- _WRITTEN INSTRUCTION_
Using the listing below, please gather every line containing the word "발생하는".

- _ITEMS_
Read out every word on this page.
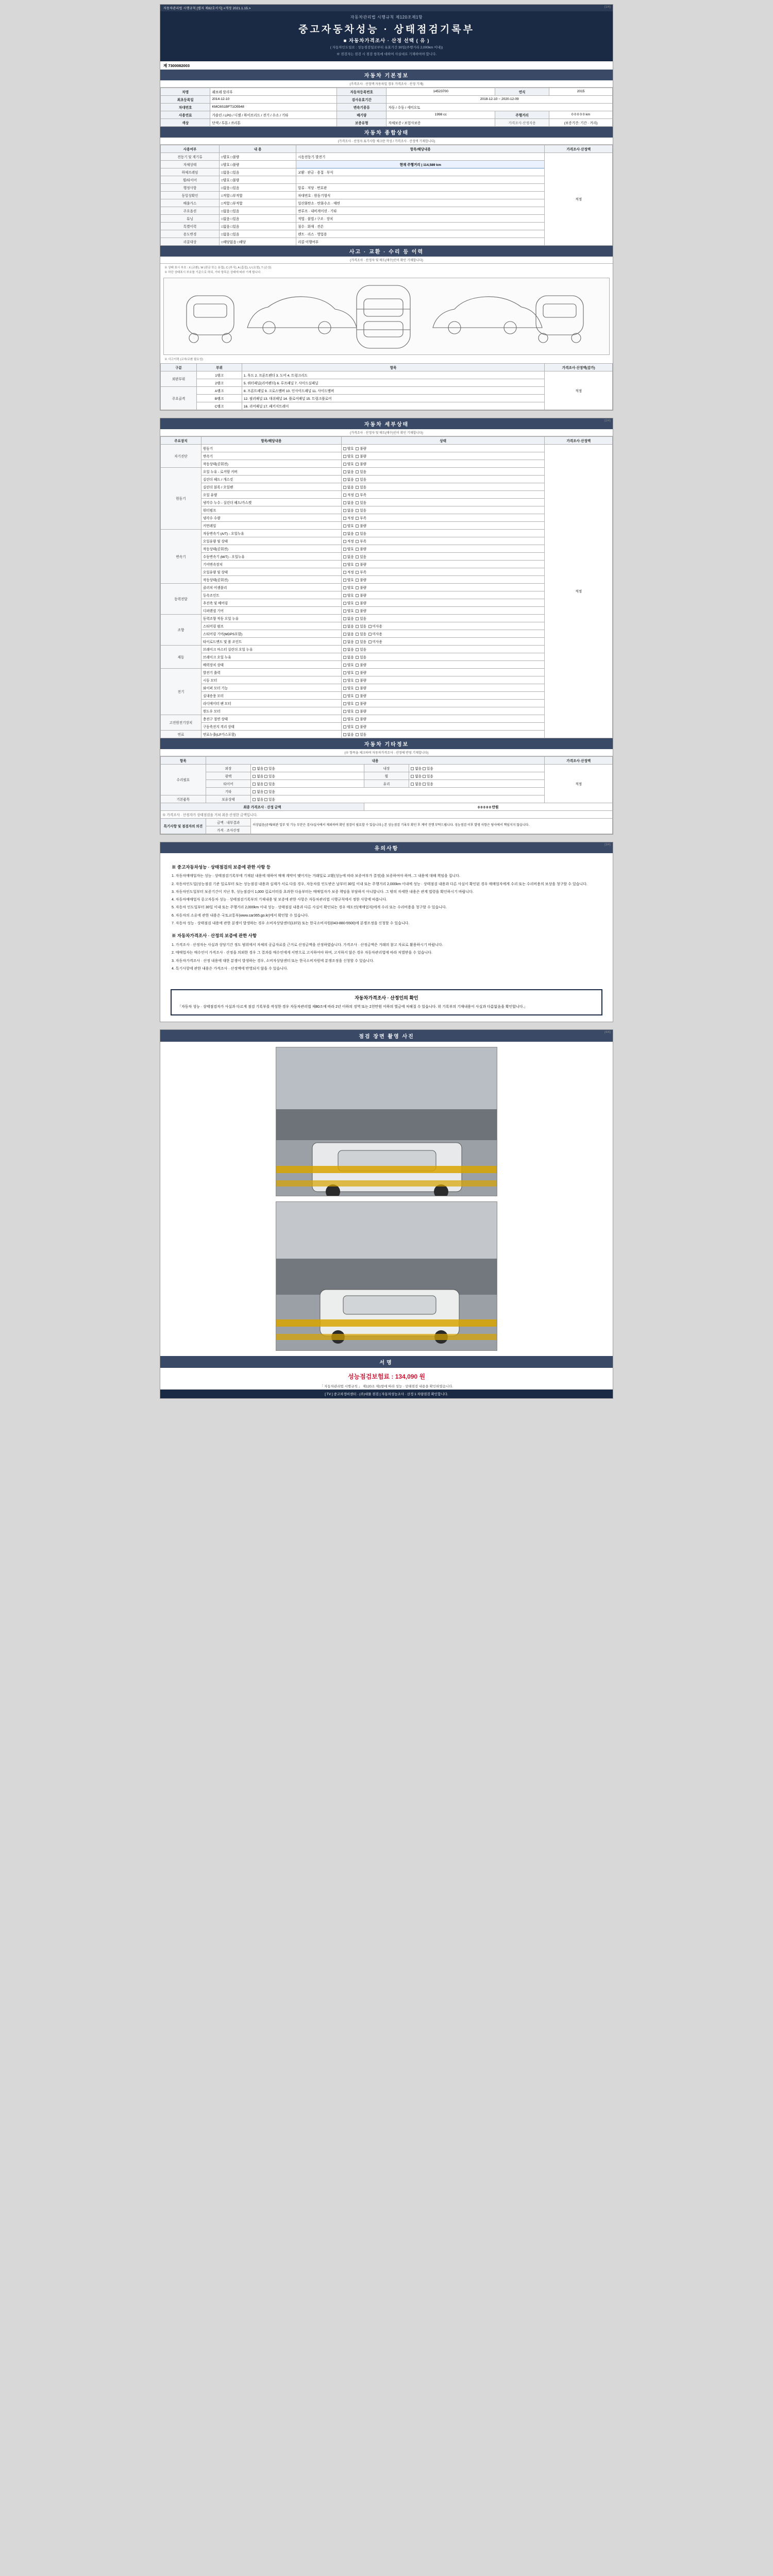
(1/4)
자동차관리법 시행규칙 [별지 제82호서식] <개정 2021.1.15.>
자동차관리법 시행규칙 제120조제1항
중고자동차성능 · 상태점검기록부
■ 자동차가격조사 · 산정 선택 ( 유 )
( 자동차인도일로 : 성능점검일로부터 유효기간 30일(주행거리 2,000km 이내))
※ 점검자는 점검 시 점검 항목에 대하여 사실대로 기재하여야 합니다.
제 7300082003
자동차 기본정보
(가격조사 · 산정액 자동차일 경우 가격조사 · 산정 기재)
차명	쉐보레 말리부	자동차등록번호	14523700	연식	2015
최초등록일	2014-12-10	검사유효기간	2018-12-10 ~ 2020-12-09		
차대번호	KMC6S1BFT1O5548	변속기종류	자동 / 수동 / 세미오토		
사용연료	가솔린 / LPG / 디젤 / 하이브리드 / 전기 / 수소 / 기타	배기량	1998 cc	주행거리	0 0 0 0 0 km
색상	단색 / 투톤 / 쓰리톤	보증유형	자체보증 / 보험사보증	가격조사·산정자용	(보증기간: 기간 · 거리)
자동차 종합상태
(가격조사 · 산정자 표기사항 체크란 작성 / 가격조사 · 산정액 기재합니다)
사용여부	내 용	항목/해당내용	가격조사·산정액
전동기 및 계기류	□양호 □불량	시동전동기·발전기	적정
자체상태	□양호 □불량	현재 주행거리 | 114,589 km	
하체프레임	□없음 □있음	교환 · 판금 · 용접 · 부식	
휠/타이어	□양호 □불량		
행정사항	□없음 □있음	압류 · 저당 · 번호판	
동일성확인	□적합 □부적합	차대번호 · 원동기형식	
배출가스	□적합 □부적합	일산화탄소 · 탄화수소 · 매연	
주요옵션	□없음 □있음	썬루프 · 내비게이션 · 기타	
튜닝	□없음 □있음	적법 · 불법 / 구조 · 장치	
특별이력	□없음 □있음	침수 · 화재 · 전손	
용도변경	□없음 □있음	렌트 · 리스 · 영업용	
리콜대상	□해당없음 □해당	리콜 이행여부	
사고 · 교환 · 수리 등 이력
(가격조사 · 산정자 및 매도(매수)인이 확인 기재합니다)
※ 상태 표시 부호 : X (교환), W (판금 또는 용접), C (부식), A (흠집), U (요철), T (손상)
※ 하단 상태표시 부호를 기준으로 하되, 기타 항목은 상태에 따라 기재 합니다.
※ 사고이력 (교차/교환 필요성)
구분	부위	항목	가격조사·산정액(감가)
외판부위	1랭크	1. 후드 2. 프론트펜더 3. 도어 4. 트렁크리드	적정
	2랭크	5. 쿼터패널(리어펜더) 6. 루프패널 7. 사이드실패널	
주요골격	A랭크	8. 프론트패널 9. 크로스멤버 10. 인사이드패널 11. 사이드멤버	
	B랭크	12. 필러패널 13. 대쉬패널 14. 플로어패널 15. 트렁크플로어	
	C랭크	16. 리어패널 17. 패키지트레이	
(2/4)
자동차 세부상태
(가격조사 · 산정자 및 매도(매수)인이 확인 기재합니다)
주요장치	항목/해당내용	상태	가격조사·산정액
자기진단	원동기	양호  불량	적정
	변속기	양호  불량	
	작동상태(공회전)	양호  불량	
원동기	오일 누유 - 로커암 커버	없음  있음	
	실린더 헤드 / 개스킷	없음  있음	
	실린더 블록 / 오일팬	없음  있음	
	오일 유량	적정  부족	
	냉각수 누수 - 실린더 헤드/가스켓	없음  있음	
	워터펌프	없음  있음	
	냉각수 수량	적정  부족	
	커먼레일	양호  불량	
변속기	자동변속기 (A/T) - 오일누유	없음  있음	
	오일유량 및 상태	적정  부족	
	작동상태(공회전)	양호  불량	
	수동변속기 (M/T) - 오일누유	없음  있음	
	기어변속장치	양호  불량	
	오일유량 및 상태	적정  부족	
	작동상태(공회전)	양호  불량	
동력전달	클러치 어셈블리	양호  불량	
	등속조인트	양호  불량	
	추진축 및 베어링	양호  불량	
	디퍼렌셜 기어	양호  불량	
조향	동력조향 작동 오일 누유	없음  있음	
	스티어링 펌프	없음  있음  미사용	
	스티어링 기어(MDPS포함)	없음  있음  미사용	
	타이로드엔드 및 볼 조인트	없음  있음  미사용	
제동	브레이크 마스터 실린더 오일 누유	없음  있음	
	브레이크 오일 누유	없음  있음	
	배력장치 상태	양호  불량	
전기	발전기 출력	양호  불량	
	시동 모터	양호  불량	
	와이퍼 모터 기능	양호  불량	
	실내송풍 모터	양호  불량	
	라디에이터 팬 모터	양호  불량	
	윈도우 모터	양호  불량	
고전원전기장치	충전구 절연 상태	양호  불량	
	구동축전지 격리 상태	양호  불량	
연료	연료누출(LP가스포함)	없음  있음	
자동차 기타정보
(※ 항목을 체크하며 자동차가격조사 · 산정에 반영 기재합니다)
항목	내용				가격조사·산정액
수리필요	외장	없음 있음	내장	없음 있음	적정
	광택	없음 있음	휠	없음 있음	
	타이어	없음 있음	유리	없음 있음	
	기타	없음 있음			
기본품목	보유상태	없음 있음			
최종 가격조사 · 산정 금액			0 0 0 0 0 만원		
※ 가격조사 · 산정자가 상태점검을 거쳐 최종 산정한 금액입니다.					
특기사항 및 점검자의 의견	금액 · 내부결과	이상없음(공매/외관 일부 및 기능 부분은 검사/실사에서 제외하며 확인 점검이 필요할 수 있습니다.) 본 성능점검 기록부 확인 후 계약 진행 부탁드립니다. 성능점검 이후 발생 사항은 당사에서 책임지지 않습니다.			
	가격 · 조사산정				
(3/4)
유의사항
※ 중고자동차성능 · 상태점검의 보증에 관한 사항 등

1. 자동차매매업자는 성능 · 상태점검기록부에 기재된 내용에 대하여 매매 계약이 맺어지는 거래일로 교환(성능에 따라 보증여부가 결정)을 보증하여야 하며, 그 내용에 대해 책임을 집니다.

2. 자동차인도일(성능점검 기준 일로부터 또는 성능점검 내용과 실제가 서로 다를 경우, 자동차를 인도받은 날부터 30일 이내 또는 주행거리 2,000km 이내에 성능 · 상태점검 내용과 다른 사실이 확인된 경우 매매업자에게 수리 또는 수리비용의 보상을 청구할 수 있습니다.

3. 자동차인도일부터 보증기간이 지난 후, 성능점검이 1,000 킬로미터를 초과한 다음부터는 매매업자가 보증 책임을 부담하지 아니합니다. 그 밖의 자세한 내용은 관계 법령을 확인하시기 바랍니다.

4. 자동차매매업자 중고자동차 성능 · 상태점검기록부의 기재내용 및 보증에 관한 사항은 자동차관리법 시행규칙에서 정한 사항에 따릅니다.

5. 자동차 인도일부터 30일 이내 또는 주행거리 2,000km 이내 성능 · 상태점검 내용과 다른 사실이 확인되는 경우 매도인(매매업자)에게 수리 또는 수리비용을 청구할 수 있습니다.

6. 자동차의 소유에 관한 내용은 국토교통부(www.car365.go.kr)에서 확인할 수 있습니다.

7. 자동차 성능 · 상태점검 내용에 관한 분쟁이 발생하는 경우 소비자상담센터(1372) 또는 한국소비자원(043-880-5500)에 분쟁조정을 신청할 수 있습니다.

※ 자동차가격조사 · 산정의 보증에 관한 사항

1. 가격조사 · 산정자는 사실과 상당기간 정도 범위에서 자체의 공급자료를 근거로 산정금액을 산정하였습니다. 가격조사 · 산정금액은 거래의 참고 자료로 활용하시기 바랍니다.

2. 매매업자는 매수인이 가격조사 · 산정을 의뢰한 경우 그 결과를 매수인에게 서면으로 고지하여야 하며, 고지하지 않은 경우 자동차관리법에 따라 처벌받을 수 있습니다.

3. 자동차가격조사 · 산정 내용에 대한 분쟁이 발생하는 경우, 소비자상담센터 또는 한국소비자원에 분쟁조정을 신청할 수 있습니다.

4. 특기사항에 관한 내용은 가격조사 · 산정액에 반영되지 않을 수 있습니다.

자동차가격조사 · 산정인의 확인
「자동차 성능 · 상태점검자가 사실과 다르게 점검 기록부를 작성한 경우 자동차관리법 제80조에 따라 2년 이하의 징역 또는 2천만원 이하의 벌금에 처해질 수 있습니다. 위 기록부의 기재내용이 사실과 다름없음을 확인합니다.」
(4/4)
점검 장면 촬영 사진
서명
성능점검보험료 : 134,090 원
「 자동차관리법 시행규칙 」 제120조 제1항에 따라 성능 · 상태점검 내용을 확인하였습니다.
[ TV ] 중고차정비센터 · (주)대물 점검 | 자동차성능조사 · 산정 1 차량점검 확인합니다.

- _EXPECTED ANSWER_
7. 자동차 성능 · 상태점검 내용에 관한 분쟁이 발생하는 경우 소비자상담센터(1372) 또는 한국소비자원(043-880-5500)에 분쟁조정을 신청할 수 있습니다.
3. 자동차가격조사 · 산정 내용에 대한 분쟁이 발생하는 경우, 소비자상담센터 또는 한국소비자원에 분쟁조정을 신청할 수 있습니다.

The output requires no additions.